### WRITTEN REQUEST
From the listing below, pull out the lines that hold "results".

### MATERIAL TO PROCESS
++++++++

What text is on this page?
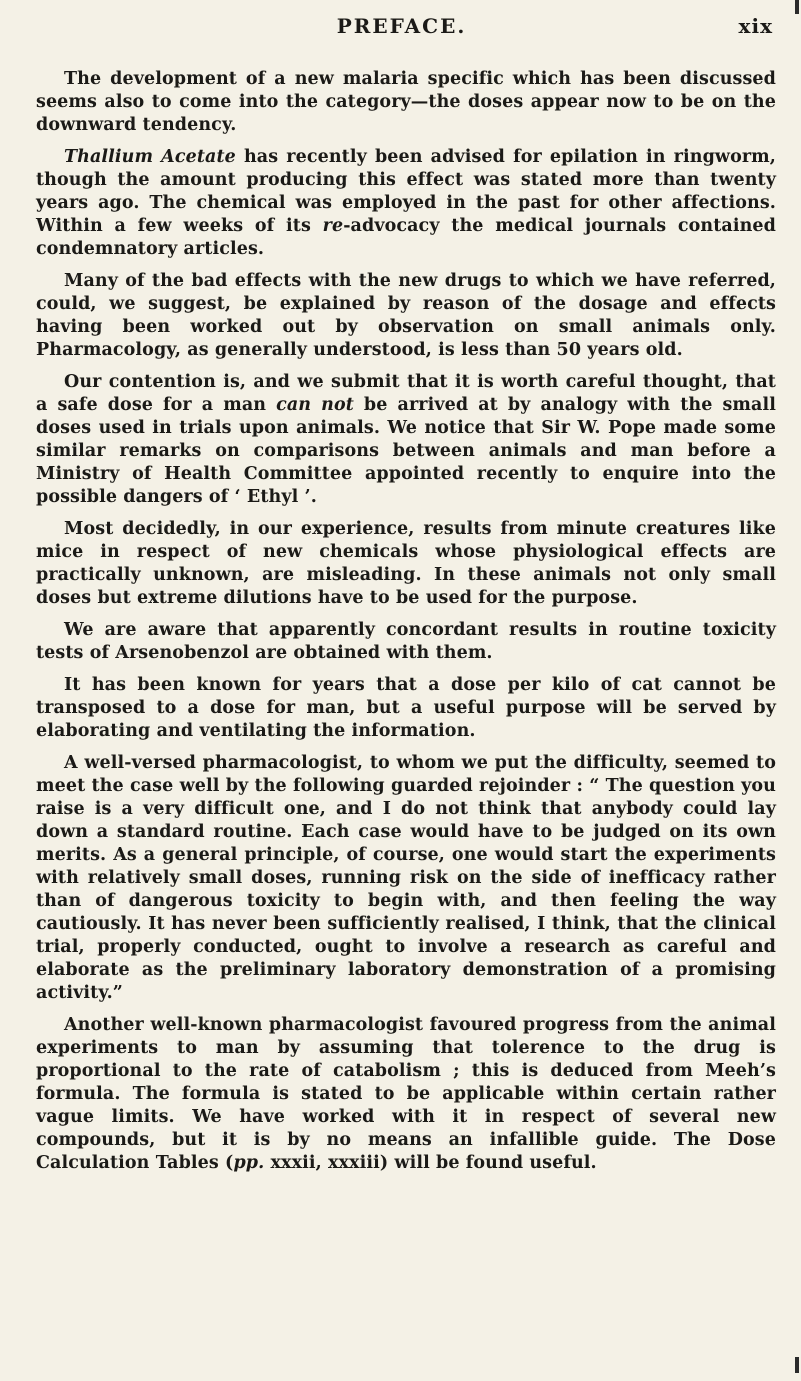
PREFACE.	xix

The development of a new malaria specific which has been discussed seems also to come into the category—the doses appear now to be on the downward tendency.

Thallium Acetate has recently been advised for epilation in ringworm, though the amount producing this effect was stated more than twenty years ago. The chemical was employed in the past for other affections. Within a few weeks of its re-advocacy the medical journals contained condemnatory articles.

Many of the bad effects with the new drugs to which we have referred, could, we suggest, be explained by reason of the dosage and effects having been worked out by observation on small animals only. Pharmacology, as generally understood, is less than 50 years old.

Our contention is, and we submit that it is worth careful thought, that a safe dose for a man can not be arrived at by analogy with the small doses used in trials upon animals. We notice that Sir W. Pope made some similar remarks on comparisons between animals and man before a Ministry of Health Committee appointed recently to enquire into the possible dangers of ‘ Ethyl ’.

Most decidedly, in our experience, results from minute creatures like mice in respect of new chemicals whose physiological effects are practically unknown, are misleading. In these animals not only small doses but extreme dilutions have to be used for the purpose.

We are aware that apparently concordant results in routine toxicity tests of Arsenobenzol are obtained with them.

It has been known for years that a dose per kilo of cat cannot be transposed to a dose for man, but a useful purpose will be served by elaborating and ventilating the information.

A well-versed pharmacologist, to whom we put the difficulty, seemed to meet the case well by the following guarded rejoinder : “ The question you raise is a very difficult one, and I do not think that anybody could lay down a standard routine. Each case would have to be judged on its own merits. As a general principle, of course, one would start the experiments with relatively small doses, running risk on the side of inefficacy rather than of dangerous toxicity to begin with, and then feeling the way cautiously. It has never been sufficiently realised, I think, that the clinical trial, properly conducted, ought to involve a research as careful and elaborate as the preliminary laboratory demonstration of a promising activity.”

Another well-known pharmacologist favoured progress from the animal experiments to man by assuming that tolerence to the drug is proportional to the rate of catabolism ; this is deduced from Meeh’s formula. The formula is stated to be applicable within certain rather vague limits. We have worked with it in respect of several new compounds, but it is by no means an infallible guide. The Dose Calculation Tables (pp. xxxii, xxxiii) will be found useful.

++++++++

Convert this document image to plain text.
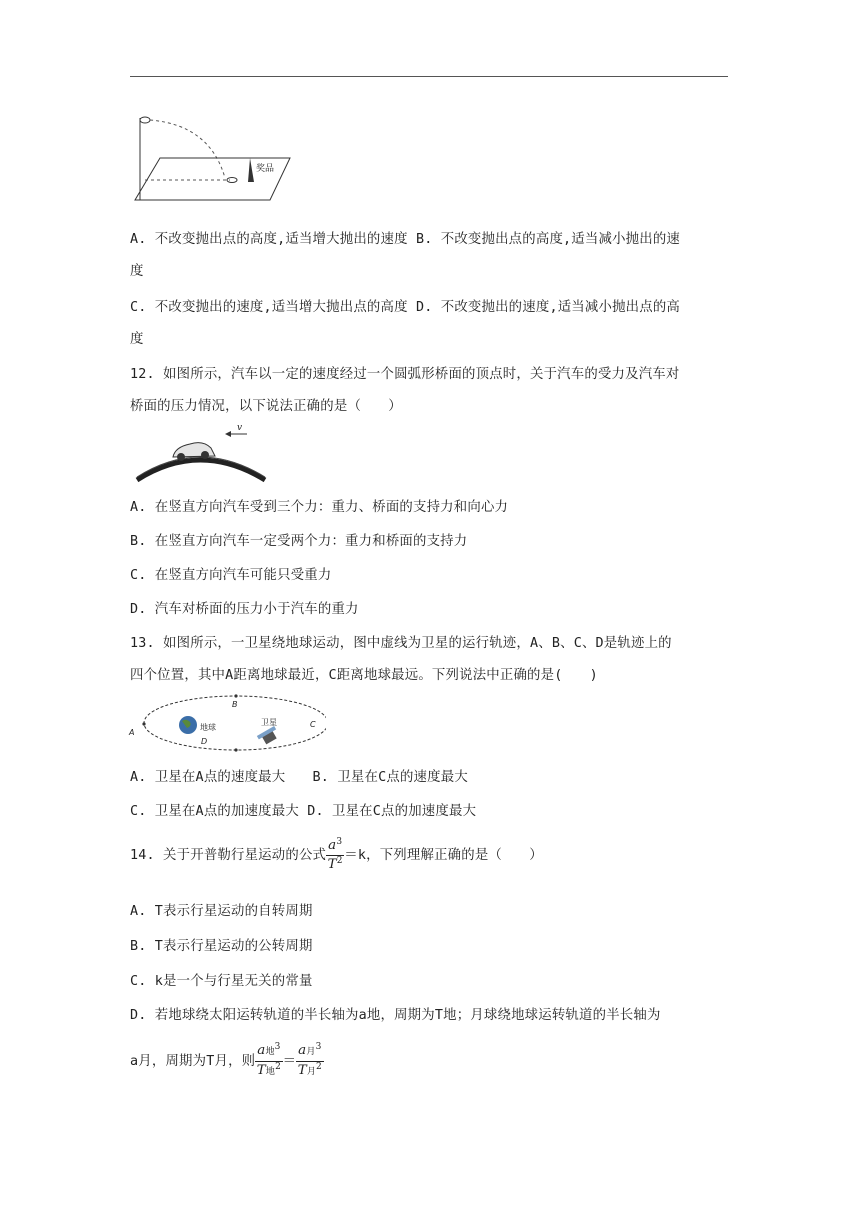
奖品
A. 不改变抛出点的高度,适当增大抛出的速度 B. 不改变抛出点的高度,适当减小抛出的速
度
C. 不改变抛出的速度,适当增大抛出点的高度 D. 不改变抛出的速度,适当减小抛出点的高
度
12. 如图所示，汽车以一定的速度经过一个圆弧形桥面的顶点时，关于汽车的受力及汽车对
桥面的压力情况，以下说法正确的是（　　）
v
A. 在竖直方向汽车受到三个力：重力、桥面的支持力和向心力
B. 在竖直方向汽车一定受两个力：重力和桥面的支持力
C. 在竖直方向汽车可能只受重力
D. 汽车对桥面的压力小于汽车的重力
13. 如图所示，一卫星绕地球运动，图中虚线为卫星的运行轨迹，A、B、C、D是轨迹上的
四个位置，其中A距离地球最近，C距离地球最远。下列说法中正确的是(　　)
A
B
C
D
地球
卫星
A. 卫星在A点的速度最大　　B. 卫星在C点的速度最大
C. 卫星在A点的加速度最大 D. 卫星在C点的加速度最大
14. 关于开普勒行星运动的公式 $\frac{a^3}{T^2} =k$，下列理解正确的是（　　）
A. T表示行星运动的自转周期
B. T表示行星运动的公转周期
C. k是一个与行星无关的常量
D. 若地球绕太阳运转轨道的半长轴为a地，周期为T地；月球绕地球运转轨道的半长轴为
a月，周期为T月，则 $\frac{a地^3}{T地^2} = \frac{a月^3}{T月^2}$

++++++++

### SOLUTION FOR THIS EXERCISE
Most decidedly, in our experience, results from minute creatures like mice in respect of new chemicals whose physiological effects are practically unknown, are misleading. In these animals not only small doses but extreme dilutions have to be used for the purpose.
We are aware that apparently concordant results in routine toxicity tests of Arsenobenzol are obtained with them.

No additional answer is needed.